[Brano di testo]
--*--

Antonio Morabito, insieme al produttore e sceneggiatore Amedeo Pagani, con non poco coraggio punta l’occhio della macchina da presa su una delle zone più oscure delle dinamiche economiche correnti, nella fattispecie quella del comparaggio, ossia il sistematico tentativo di persuasione che gli informatori farmaceutici mettono in atto presso la classe medica per far sì che i prodotti da essi promossi possano trovare la più ampia diffusione, finanche arrivando al paradosso di farli somministrare senza che ce ne sia un reale bisogno e dunque a tutto svantaggio del singolo paziente e del servizio sanitario nazionale nel suo complesso, che si ritrova a dover sostenere costi totalmente ingiustificati, essendo la salute, in ultima analisi, il bene supremo che dev’essere salvaguardato.
Il film entra subito nel vivo della questione, penetrando all’interno del settore vendite di una fantasmatica industria farmaceutica, la Zafer, mostrando il cinico metodo di accaparramento dei medici, denominati ‘regine’, attraverso regali distribuiti con una logica economica ferrea: ad ogni ‘dono’ (computers, tablet, cellulari e viaggi per convegni in paesi esotici) elargito deve corrispondere un guadagno equivalente a undici volte il prezzo sostenuto, pena il fallimento della strategia finale dei proventi. Bruno (Claudio Santamaria) completamente succubo di questa modalità, cui non oppone alcuna critica, neanche sul piano personale, non si risparmia e continua, indifferente, a circuire i medici cui propone i nuovi farmaci, trovando nella maggior parte dei casi, totale complicità.
Eppure, nonostante il suo impegno, dato il calo dei profitti dell’azienda, rischia, come un suo collega che per tale motivo si è suicidato, il licenziamento. Per evitare questo epilogo, chiede alla sua capo area (Isabella Ferrari) di affidargli ‘uno squalo’, ovvero un grosso cliente, in questo caso il primario del reparto di Oncologia di un ospedale (interpretato da un credibilissimo Marco Travaglio), per tentare di far adottare un farmaco chemioterapico dall’elevato costo. Alla vicenda lavorativa si aggiunge quella privata, e Bruno si trova a dover fare i conti con la compagna (la brava Evita Ciri) che, ormai trentacinquenne, vorrebbe un figlio. Contrario a questo desiderio della partner, comincia a somministrarle, di nascosto, delle pillole anticoncezionali, provocandole un danno grave alla salute.

--*--

[Voci mostrate]
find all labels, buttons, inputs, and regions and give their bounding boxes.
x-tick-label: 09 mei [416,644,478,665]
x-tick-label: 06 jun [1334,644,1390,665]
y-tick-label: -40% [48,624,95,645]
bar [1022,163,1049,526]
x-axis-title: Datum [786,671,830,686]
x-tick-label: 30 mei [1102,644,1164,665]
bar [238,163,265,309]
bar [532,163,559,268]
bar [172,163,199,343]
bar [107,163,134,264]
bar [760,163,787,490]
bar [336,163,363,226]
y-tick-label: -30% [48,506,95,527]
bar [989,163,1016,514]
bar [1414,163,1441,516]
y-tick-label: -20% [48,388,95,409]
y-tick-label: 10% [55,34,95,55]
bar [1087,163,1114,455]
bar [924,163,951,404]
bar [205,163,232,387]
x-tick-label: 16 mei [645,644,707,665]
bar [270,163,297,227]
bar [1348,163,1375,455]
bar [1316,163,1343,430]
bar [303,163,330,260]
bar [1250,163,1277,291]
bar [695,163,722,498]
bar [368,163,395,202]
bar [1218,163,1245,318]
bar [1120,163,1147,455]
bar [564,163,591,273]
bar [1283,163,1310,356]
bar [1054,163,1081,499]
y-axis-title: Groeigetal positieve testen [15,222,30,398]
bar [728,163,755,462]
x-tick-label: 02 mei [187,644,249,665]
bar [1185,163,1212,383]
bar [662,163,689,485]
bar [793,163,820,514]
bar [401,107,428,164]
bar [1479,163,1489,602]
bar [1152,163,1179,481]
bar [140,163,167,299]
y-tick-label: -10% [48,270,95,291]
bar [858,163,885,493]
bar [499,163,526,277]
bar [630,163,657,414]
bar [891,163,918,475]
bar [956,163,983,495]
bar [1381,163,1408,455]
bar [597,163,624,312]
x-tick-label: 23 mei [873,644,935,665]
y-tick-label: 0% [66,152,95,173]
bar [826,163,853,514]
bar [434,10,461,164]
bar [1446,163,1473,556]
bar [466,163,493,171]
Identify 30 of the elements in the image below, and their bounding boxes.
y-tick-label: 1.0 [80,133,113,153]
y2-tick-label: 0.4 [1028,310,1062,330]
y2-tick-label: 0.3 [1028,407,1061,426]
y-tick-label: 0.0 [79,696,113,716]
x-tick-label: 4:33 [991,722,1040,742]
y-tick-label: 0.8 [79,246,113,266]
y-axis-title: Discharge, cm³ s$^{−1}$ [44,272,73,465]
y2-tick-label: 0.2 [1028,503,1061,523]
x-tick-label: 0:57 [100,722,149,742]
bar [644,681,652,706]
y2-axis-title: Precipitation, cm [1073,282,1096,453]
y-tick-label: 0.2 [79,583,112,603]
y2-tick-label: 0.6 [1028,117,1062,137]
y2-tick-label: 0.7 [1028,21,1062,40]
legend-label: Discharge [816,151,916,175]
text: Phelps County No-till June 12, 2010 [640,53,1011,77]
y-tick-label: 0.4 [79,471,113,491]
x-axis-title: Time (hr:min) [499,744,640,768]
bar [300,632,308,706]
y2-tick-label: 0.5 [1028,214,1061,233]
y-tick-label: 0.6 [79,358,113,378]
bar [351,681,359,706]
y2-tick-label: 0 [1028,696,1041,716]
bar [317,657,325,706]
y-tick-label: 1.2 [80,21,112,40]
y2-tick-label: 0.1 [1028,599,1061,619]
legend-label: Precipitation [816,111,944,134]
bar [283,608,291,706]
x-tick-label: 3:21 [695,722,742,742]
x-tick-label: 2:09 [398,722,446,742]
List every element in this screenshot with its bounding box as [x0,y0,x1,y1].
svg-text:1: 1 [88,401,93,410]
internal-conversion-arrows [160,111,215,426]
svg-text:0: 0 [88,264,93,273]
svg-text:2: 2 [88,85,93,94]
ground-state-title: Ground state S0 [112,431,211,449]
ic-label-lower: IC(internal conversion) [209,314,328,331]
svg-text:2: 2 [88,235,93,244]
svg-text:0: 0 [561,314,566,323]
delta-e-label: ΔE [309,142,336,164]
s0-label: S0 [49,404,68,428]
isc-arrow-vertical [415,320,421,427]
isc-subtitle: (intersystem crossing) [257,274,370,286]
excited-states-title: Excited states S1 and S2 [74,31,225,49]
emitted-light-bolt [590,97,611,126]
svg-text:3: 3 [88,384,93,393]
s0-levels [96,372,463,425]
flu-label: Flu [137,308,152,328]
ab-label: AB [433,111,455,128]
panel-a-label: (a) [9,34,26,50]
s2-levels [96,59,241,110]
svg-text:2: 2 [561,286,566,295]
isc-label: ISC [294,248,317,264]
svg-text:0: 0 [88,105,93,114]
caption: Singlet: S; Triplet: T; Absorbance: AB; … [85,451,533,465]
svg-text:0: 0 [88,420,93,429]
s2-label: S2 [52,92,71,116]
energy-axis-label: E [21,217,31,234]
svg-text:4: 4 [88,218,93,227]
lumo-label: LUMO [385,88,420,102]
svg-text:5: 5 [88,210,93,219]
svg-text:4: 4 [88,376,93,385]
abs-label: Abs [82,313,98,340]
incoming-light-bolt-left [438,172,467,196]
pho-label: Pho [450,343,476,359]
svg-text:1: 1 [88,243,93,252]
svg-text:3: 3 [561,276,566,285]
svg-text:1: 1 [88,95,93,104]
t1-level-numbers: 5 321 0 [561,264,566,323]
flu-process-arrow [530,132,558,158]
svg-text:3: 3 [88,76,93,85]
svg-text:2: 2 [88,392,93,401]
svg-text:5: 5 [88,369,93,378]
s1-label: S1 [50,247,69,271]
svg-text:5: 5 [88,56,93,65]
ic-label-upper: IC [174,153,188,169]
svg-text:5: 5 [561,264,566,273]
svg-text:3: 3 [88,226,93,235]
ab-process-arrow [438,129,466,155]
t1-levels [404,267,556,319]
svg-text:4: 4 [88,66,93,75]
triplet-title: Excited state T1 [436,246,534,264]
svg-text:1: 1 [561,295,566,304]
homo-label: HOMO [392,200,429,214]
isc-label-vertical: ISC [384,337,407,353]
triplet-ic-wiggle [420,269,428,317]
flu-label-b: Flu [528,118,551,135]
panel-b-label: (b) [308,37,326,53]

--*--

[Cosa si chiede]
(1) Secondo il brano, con quale nome vengono indicati i medici nel metodo di accaparramento della Zafer?
(2) Indica se ciascuna affermazione concorda con il brano e riporta le parole del brano che lo stabiliscono: (a) il primario del reparto di Oncologia è interpretato da Marco Travaglio; (b) Bruno critica apertamente il metodo dei regali ai medici; (c) ogni dono deve fruttare un guadagno pari a dieci volte il suo prezzo.
(3) Cita dal brano il passo che va da "Antonio Morabito, insieme" a "che dev’essere salvaguardato.".
Le voci sono materiale a sé stante, distinto dal brano.

[Risposte ai compiti]
(1) Vengono chiamati "regine".

(2)
(a) Sì: "il primario del reparto di Oncologia di un ospedale (interpretato da un credibilissimo Marco Travaglio)".
(b) No: "cui non oppone alcuna critica".
(c) No: "un guadagno equivalente a undici volte il prezzo sostenuto".

(3)
Antonio Morabito, insieme al produttore e sceneggiatore Amedeo Pagani, con non poco coraggio punta l’occhio della macchina da presa su una delle zone più oscure delle dinamiche economiche correnti, nella fattispecie quella del comparaggio, ossia il sistematico tentativo di persuasione che gli informatori farmaceutici mettono in atto presso la classe medica per far sì che i prodotti da essi promossi possano trovare la più ampia diffusione, finanche arrivando al paradosso di farli somministrare senza che ce ne sia un reale bisogno e dunque a tutto svantaggio del singolo paziente e del servizio sanitario nazionale nel suo complesso, che si ritrova a dover sostenere costi totalmente ingiustificati, essendo la salute, in ultima analisi, il bene supremo che dev’essere salvaguardato.